:: REQUIRED WORK ::
Go through the entries below and copy each line containing the word "Green".

━━━ TASK INPUTS

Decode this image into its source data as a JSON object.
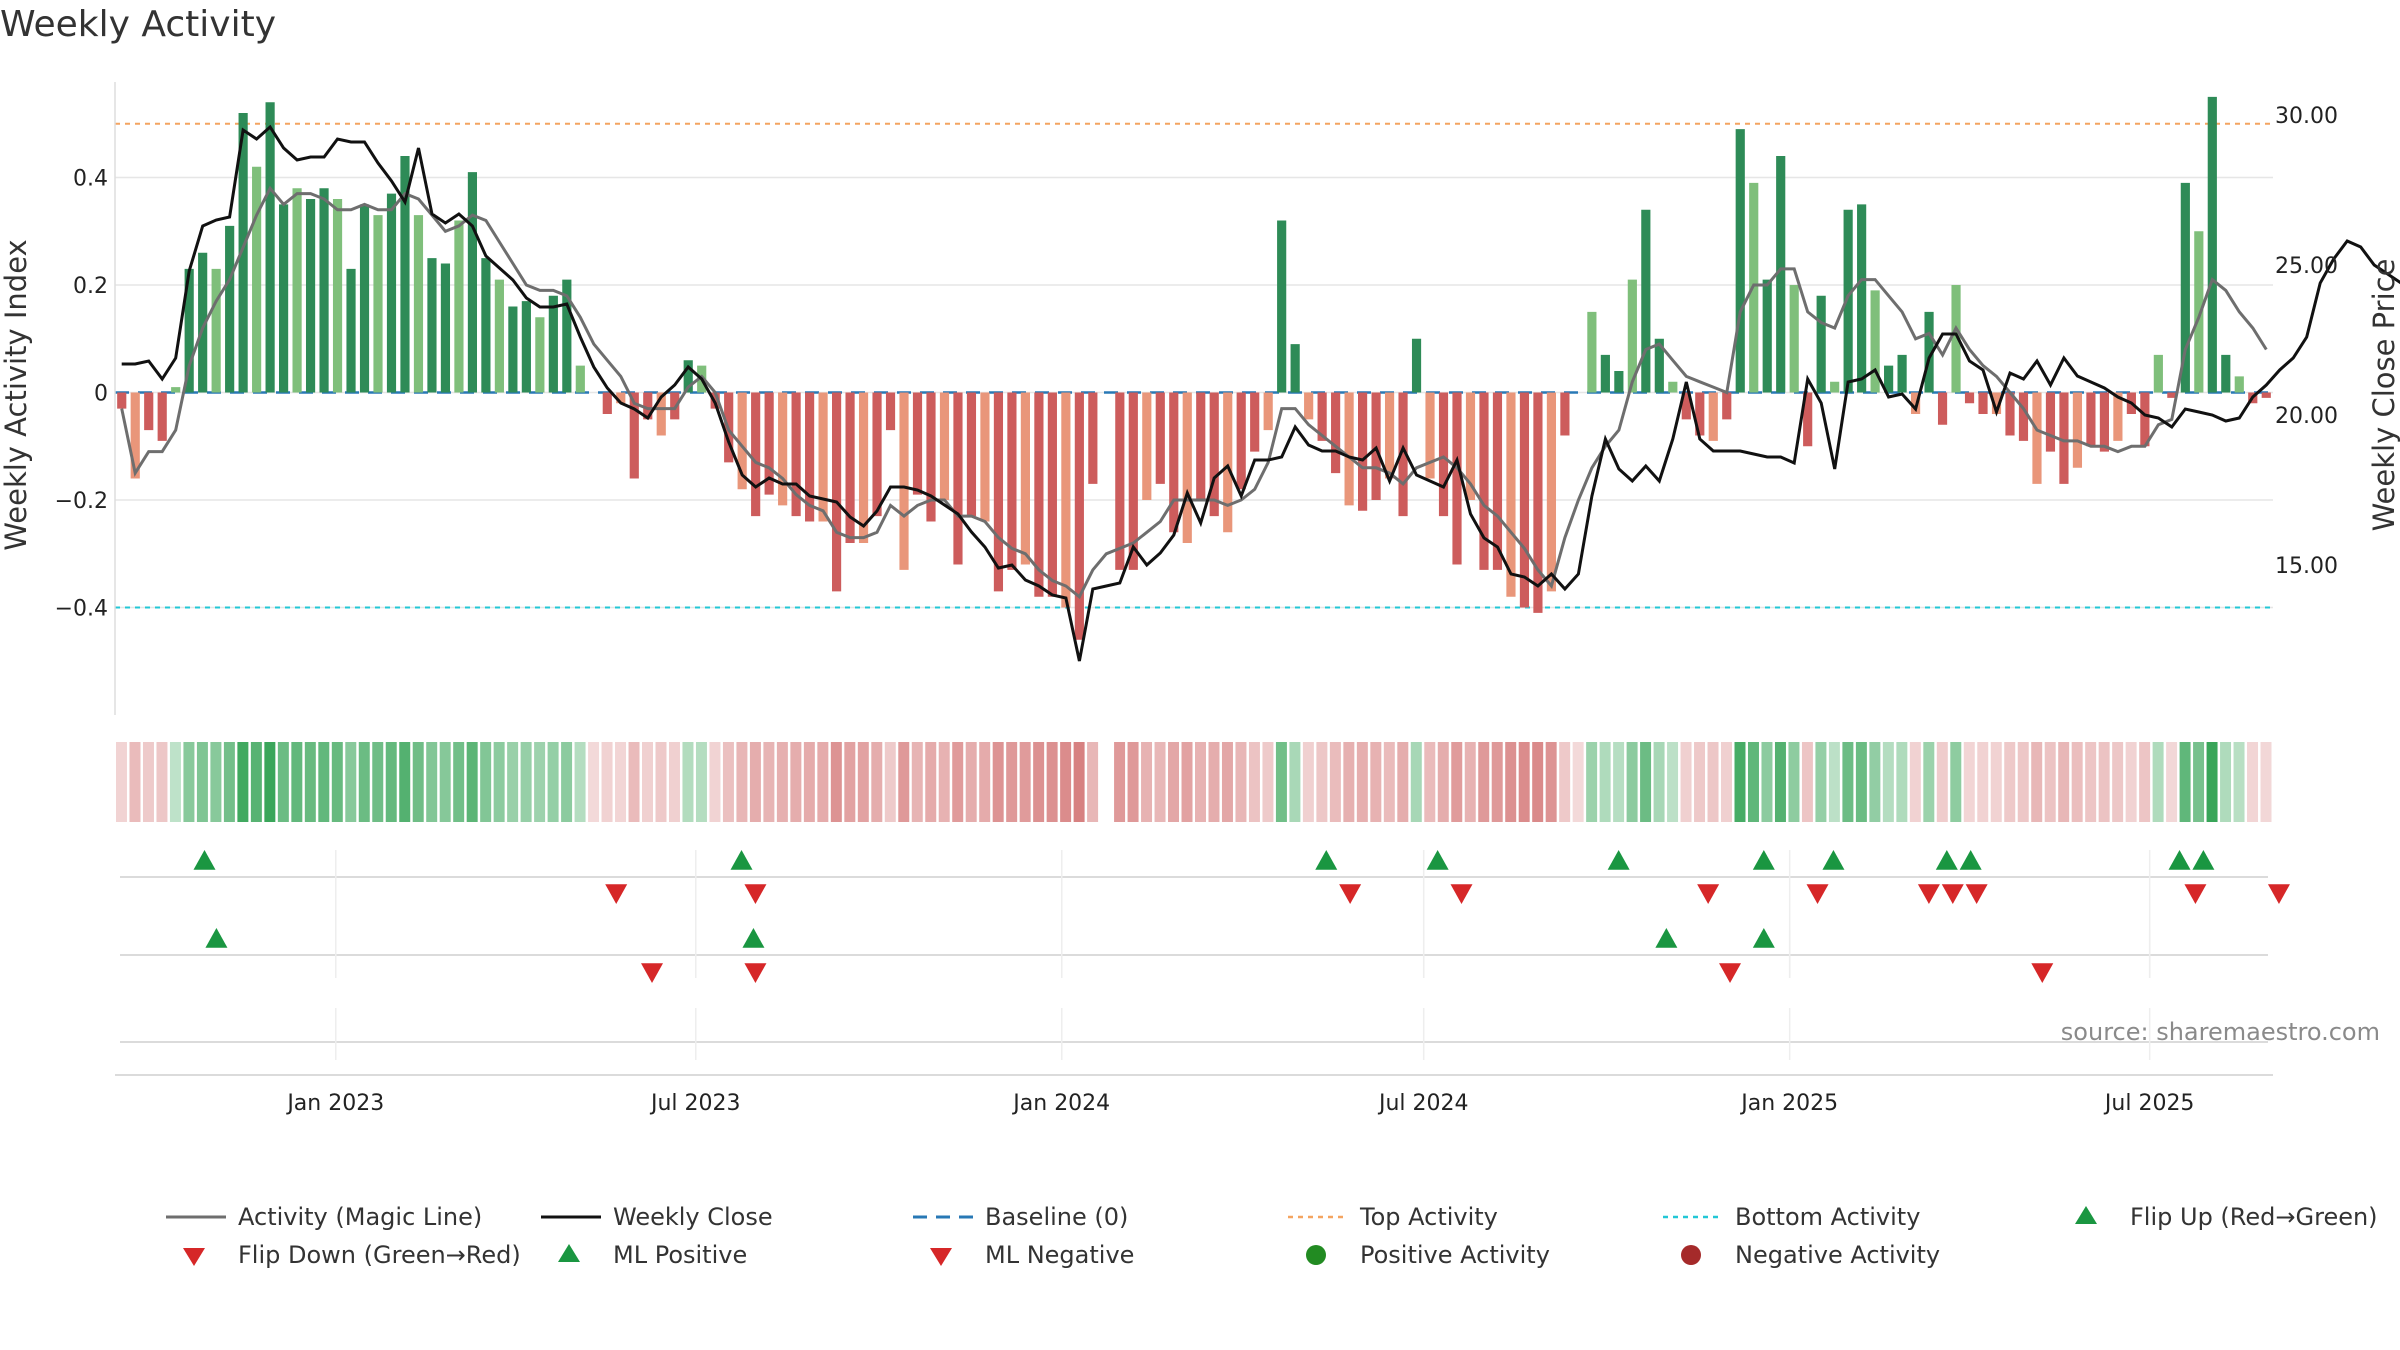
{
  "title": "Weekly Activity",
  "source": "source: sharemaestro.com",
  "colors": {
    "pos_strong": "#2e8b57",
    "pos_light": "#7fbf7b",
    "neg_strong": "#cd5c5c",
    "neg_light": "#e9967a",
    "magic": "#6e6e6e",
    "close": "#111111",
    "baseline": "#2878b5",
    "top": "#f4a460",
    "bottom": "#22c7d6",
    "up": "#1a9641",
    "down": "#d62728",
    "grid": "#e6e6e6"
  },
  "chart_data": {
    "type": "bar",
    "title": "Weekly Activity",
    "ylabel": "Weekly Activity Index",
    "y2label": "Weekly Close Price",
    "ylim": [
      -0.6,
      0.6
    ],
    "y2lim": [
      10.0,
      31.5
    ],
    "yticks": [
      0.4,
      0.2,
      0,
      -0.2,
      -0.4
    ],
    "ytick_labels": [
      "0.4",
      "0.2",
      "0",
      "−0.2",
      "−0.4"
    ],
    "y2ticks": [
      30,
      25,
      20,
      15
    ],
    "y2tick_labels": [
      "30.00",
      "25.00",
      "20.00",
      "15.00"
    ],
    "top_activity": 0.5,
    "bottom_activity": -0.4,
    "start_date": "2022-09-12",
    "end_date": "2025-09-01",
    "date_ticks": [
      {
        "label": "Jan 2023",
        "date": "2023-01-01"
      },
      {
        "label": "Jul 2023",
        "date": "2023-07-01"
      },
      {
        "label": "Jan 2024",
        "date": "2024-01-01"
      },
      {
        "label": "Jul 2024",
        "date": "2024-07-01"
      },
      {
        "label": "Jan 2025",
        "date": "2025-01-01"
      },
      {
        "label": "Jul 2025",
        "date": "2025-07-01"
      }
    ],
    "series": [
      {
        "name": "Weekly Activity Index",
        "type": "bar",
        "values": [
          -0.03,
          -0.16,
          -0.07,
          -0.09,
          0.01,
          0.23,
          0.26,
          0.23,
          0.31,
          0.52,
          0.42,
          0.54,
          0.35,
          0.38,
          0.36,
          0.38,
          0.36,
          0.23,
          0.35,
          0.33,
          0.37,
          0.44,
          0.33,
          0.25,
          0.24,
          0.32,
          0.41,
          0.25,
          0.21,
          0.16,
          0.17,
          0.14,
          0.18,
          0.21,
          0.05,
          0.0,
          -0.04,
          -0.02,
          -0.16,
          -0.05,
          -0.08,
          -0.05,
          0.06,
          0.05,
          -0.03,
          -0.13,
          -0.18,
          -0.23,
          -0.19,
          -0.21,
          -0.23,
          -0.24,
          -0.24,
          -0.37,
          -0.28,
          -0.28,
          -0.23,
          -0.07,
          -0.33,
          -0.19,
          -0.24,
          -0.2,
          -0.32,
          -0.23,
          -0.24,
          -0.37,
          -0.33,
          -0.32,
          -0.38,
          -0.38,
          -0.4,
          -0.46,
          -0.17,
          0.0,
          -0.33,
          -0.33,
          -0.2,
          -0.17,
          -0.26,
          -0.28,
          -0.2,
          -0.23,
          -0.26,
          -0.18,
          -0.11,
          -0.07,
          0.32,
          0.09,
          -0.05,
          -0.09,
          -0.15,
          -0.21,
          -0.22,
          -0.2,
          -0.16,
          -0.23,
          0.1,
          -0.16,
          -0.23,
          -0.32,
          -0.2,
          -0.33,
          -0.33,
          -0.38,
          -0.4,
          -0.41,
          -0.37,
          -0.08,
          0.0,
          0.15,
          0.07,
          0.04,
          0.21,
          0.34,
          0.1,
          0.02,
          -0.05,
          -0.08,
          -0.09,
          -0.05,
          0.49,
          0.39,
          0.21,
          0.44,
          0.2,
          -0.1,
          0.18,
          0.02,
          0.34,
          0.35,
          0.19,
          0.05,
          0.07,
          -0.04,
          0.15,
          -0.06,
          0.2,
          -0.02,
          -0.04,
          -0.04,
          -0.08,
          -0.09,
          -0.17,
          -0.11,
          -0.17,
          -0.14,
          -0.1,
          -0.11,
          -0.09,
          -0.04,
          -0.1,
          0.07,
          -0.01,
          0.39,
          0.3,
          0.55,
          0.07,
          0.03,
          -0.02,
          -0.01
        ]
      },
      {
        "name": "Activity (Magic Line)",
        "type": "line",
        "values": [
          -0.03,
          -0.15,
          -0.11,
          -0.11,
          -0.07,
          0.05,
          0.12,
          0.17,
          0.21,
          0.27,
          0.33,
          0.38,
          0.35,
          0.37,
          0.37,
          0.36,
          0.34,
          0.34,
          0.35,
          0.34,
          0.34,
          0.37,
          0.36,
          0.33,
          0.3,
          0.31,
          0.33,
          0.32,
          0.28,
          0.24,
          0.2,
          0.19,
          0.19,
          0.18,
          0.14,
          0.09,
          0.06,
          0.03,
          -0.02,
          -0.03,
          -0.03,
          -0.03,
          0.01,
          0.03,
          0.0,
          -0.07,
          -0.1,
          -0.13,
          -0.14,
          -0.16,
          -0.19,
          -0.21,
          -0.22,
          -0.26,
          -0.27,
          -0.27,
          -0.26,
          -0.21,
          -0.23,
          -0.21,
          -0.2,
          -0.2,
          -0.23,
          -0.23,
          -0.24,
          -0.27,
          -0.29,
          -0.3,
          -0.33,
          -0.35,
          -0.36,
          -0.38,
          -0.33,
          -0.3,
          -0.29,
          -0.28,
          -0.26,
          -0.24,
          -0.2,
          -0.2,
          -0.2,
          -0.2,
          -0.21,
          -0.2,
          -0.18,
          -0.13,
          -0.03,
          -0.03,
          -0.06,
          -0.08,
          -0.1,
          -0.12,
          -0.14,
          -0.14,
          -0.15,
          -0.17,
          -0.14,
          -0.13,
          -0.12,
          -0.14,
          -0.17,
          -0.21,
          -0.23,
          -0.26,
          -0.29,
          -0.33,
          -0.36,
          -0.27,
          -0.2,
          -0.14,
          -0.1,
          -0.07,
          0.02,
          0.08,
          0.09,
          0.06,
          0.03,
          0.02,
          0.01,
          0.0,
          0.15,
          0.2,
          0.2,
          0.23,
          0.23,
          0.15,
          0.13,
          0.12,
          0.18,
          0.21,
          0.21,
          0.18,
          0.15,
          0.1,
          0.11,
          0.07,
          0.12,
          0.08,
          0.05,
          0.03,
          0.0,
          -0.03,
          -0.07,
          -0.08,
          -0.09,
          -0.09,
          -0.1,
          -0.1,
          -0.11,
          -0.1,
          -0.1,
          -0.06,
          -0.05,
          0.08,
          0.14,
          0.21,
          0.19,
          0.15,
          0.12,
          0.08
        ]
      },
      {
        "name": "Weekly Close",
        "type": "line",
        "axis": "right",
        "values": [
          21.7,
          21.7,
          21.8,
          21.2,
          21.9,
          24.8,
          26.3,
          26.5,
          26.6,
          29.5,
          29.2,
          29.6,
          28.9,
          28.5,
          28.6,
          28.6,
          29.2,
          29.1,
          29.1,
          28.4,
          27.8,
          27.1,
          28.9,
          26.7,
          26.4,
          26.7,
          26.3,
          25.3,
          24.9,
          24.5,
          23.9,
          23.6,
          23.6,
          23.7,
          22.6,
          21.6,
          20.9,
          20.4,
          20.2,
          19.9,
          20.6,
          21.0,
          21.6,
          21.2,
          20.4,
          19.1,
          18.0,
          17.6,
          17.9,
          17.7,
          17.7,
          17.3,
          17.2,
          17.1,
          16.6,
          16.3,
          16.8,
          17.6,
          17.6,
          17.5,
          17.3,
          17.0,
          16.7,
          16.1,
          15.6,
          14.9,
          15.0,
          14.5,
          14.3,
          14.0,
          13.9,
          11.8,
          14.2,
          14.3,
          14.4,
          15.6,
          15.0,
          15.4,
          16.0,
          17.4,
          16.4,
          17.9,
          18.3,
          17.3,
          18.5,
          18.5,
          18.6,
          19.6,
          19.0,
          18.8,
          18.8,
          18.6,
          18.5,
          18.9,
          17.8,
          18.9,
          18.0,
          17.8,
          17.6,
          18.5,
          16.7,
          15.9,
          15.6,
          14.7,
          14.6,
          14.3,
          14.7,
          14.2,
          14.7,
          17.3,
          19.2,
          18.2,
          17.8,
          18.3,
          17.8,
          19.2,
          21.1,
          19.2,
          18.8,
          18.8,
          18.8,
          18.7,
          18.6,
          18.6,
          18.4,
          21.2,
          20.4,
          18.2,
          21.1,
          21.2,
          21.5,
          20.6,
          20.7,
          20.2,
          21.9,
          22.7,
          22.7,
          21.8,
          21.5,
          20.1,
          21.4,
          21.2,
          21.8,
          21.0,
          21.9,
          21.3,
          21.1,
          20.9,
          20.6,
          20.4,
          20.0,
          19.9,
          19.6,
          20.2,
          20.1,
          20.0,
          19.8,
          19.9,
          20.6,
          21.0,
          21.5,
          21.9,
          22.6,
          24.4,
          25.2,
          25.8,
          25.6,
          25.0,
          24.7,
          24.4,
          23.5,
          23.6
        ]
      }
    ],
    "reference_lines": [
      {
        "name": "Baseline (0)",
        "value": 0
      },
      {
        "name": "Top Activity",
        "value": 0.5
      },
      {
        "name": "Bottom Activity",
        "value": -0.4
      }
    ],
    "heat_strip": "weekly activity color band",
    "markers": {
      "flip_up": [
        "2022-10-27",
        "2023-07-24",
        "2024-05-13",
        "2024-07-08",
        "2024-10-07",
        "2024-12-19",
        "2025-01-23",
        "2025-03-21",
        "2025-04-02",
        "2025-07-16",
        "2025-07-28"
      ],
      "flip_down": [
        "2023-05-22",
        "2023-07-31",
        "2024-05-25",
        "2024-07-20",
        "2024-11-21",
        "2025-01-15",
        "2025-03-12",
        "2025-03-24",
        "2025-04-05",
        "2025-07-24",
        "2025-09-04"
      ],
      "ml_positive": [
        "2022-11-02",
        "2023-07-30",
        "2024-10-31",
        "2024-12-19"
      ],
      "ml_negative": [
        "2023-06-09",
        "2023-07-31",
        "2024-12-02",
        "2025-05-08"
      ]
    }
  },
  "legend": [
    {
      "label": "Activity (Magic Line)",
      "kind": "line"
    },
    {
      "label": "Weekly Close",
      "kind": "line"
    },
    {
      "label": "Baseline (0)",
      "kind": "dash"
    },
    {
      "label": "Top Activity",
      "kind": "dot"
    },
    {
      "label": "Bottom Activity",
      "kind": "dot"
    },
    {
      "label": "Flip Up (Red→Green)",
      "kind": "tri-up"
    },
    {
      "label": "Flip Down (Green→Red)",
      "kind": "tri-down"
    },
    {
      "label": "ML Positive",
      "kind": "tri-up"
    },
    {
      "label": "ML Negative",
      "kind": "tri-down"
    },
    {
      "label": "Positive Activity",
      "kind": "circle-pos"
    },
    {
      "label": "Negative Activity",
      "kind": "circle-neg"
    }
  ]
}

━━━━━━

:: FULL SOLUTION ::
      "label": "Flip Up (Red→Green)",
      "label": "Flip Down (Green→Red)",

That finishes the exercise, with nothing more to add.